>> Start

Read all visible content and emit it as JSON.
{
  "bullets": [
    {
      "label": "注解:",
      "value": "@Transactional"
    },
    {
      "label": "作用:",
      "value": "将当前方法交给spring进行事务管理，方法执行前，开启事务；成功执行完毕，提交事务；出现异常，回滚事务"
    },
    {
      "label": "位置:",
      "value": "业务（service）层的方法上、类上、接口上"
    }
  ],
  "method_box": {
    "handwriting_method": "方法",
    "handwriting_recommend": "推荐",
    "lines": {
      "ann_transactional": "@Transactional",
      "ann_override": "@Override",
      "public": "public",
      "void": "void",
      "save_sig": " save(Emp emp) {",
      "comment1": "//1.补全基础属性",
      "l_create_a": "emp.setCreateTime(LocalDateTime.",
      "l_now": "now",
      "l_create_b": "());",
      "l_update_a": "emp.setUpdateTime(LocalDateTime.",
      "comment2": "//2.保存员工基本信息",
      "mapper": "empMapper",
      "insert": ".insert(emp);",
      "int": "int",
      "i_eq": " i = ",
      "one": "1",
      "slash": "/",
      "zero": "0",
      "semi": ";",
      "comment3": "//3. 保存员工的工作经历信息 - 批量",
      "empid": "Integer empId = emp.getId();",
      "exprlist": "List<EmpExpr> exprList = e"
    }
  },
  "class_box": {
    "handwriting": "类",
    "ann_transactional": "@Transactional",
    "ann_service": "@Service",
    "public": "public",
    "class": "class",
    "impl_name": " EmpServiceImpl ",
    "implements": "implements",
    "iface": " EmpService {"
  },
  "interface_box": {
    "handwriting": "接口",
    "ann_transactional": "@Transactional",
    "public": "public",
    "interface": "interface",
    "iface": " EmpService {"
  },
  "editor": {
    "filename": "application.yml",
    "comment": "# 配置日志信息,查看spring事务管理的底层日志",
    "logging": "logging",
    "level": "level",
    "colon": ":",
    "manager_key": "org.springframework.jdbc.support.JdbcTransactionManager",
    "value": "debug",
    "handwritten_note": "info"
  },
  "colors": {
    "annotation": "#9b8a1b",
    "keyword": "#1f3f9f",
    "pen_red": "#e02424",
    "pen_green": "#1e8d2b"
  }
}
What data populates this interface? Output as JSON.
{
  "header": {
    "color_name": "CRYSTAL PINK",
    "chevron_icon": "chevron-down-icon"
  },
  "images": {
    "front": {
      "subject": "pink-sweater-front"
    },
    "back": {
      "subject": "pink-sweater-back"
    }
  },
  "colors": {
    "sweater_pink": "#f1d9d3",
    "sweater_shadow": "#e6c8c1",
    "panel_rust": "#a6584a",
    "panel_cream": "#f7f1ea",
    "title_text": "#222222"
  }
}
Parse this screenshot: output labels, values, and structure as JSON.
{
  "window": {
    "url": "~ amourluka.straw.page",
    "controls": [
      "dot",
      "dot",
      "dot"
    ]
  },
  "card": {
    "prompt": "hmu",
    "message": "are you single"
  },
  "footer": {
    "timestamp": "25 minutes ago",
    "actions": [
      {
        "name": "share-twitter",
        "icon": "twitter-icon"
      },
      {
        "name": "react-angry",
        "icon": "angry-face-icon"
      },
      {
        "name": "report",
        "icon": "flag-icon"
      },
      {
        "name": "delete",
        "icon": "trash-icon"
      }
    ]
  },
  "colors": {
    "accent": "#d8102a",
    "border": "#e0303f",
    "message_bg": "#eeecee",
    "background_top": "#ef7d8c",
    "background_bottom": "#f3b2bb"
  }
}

>> End

• What is needed: Quote the listing in full, please, keeping every line exact.

• Written reply:
Read all visible content and emit it as JSON.
{
  "bullets": [
    {
      "label": "注解:",
      "value": "@Transactional"
    },
    {
      "label": "作用:",
      "value": "将当前方法交给spring进行事务管理，方法执行前，开启事务；成功执行完毕，提交事务；出现异常，回滚事务"
    },
    {
      "label": "位置:",
      "value": "业务（service）层的方法上、类上、接口上"
    }
  ],
  "method_box": {
    "handwriting_method": "方法",
    "handwriting_recommend": "推荐",
    "lines": {
      "ann_transactional": "@Transactional",
      "ann_override": "@Override",
      "public": "public",
      "void": "void",
      "save_sig": " save(Emp emp) {",
      "comment1": "//1.补全基础属性",
      "l_create_a": "emp.setCreateTime(LocalDateTime.",
      "l_now": "now",
      "l_create_b": "());",
      "l_update_a": "emp.setUpdateTime(LocalDateTime.",
      "comment2": "//2.保存员工基本信息",
      "mapper": "empMapper",
      "insert": ".insert(emp);",
      "int": "int",
      "i_eq": " i = ",
      "one": "1",
      "slash": "/",
      "zero": "0",
      "semi": ";",
      "comment3": "//3. 保存员工的工作经历信息 - 批量",
      "empid": "Integer empId = emp.getId();",
      "exprlist": "List<EmpExpr> exprList = e"
    }
  },
  "class_box": {
    "handwriting": "类",
    "ann_transactional": "@Transactional",
    "ann_service": "@Service",
    "public": "public",
    "class": "class",
    "impl_name": " EmpServiceImpl ",
    "implements": "implements",
    "iface": " EmpService {"
  },
  "interface_box": {
    "handwriting": "接口",
    "ann_transactional": "@Transactional",
    "public": "public",
    "interface": "interface",
    "iface": " EmpService {"
  },
  "editor": {
    "filename": "application.yml",
    "comment": "# 配置日志信息,查看spring事务管理的底层日志",
    "logging": "logging",
    "level": "level",
    "colon": ":",
    "manager_key": "org.springframework.jdbc.support.JdbcTransactionManager",
    "value": "debug",
    "handwritten_note": "info"
  },
  "colors": {
    "annotation": "#9b8a1b",
    "keyword": "#1f3f9f",
    "pen_red": "#e02424",
    "pen_green": "#1e8d2b"
  }
}
What data populates this interface? Output as JSON.
{
  "header": {
    "color_name": "CRYSTAL PINK",
    "chevron_icon": "chevron-down-icon"
  },
  "images": {
    "front": {
      "subject": "pink-sweater-front"
    },
    "back": {
      "subject": "pink-sweater-back"
    }
  },
  "colors": {
    "sweater_pink": "#f1d9d3",
    "sweater_shadow": "#e6c8c1",
    "panel_rust": "#a6584a",
    "panel_cream": "#f7f1ea",
    "title_text": "#222222"
  }
}
Parse this screenshot: output labels, values, and structure as JSON.
{
  "window": {
    "url": "~ amourluka.straw.page",
    "controls": [
      "dot",
      "dot",
      "dot"
    ]
  },
  "card": {
    "prompt": "hmu",
    "message": "are you single"
  },
  "footer": {
    "timestamp": "25 minutes ago",
    "actions": [
      {
        "name": "share-twitter",
        "icon": "twitter-icon"
      },
      {
        "name": "react-angry",
        "icon": "angry-face-icon"
      },
      {
        "name": "report",
        "icon": "flag-icon"
      },
      {
        "name": "delete",
        "icon": "trash-icon"
      }
    ]
  },
  "colors": {
    "accent": "#d8102a",
    "border": "#e0303f",
    "message_bg": "#eeecee",
    "background_top": "#ef7d8c",
    "background_bottom": "#f3b2bb"
  }
}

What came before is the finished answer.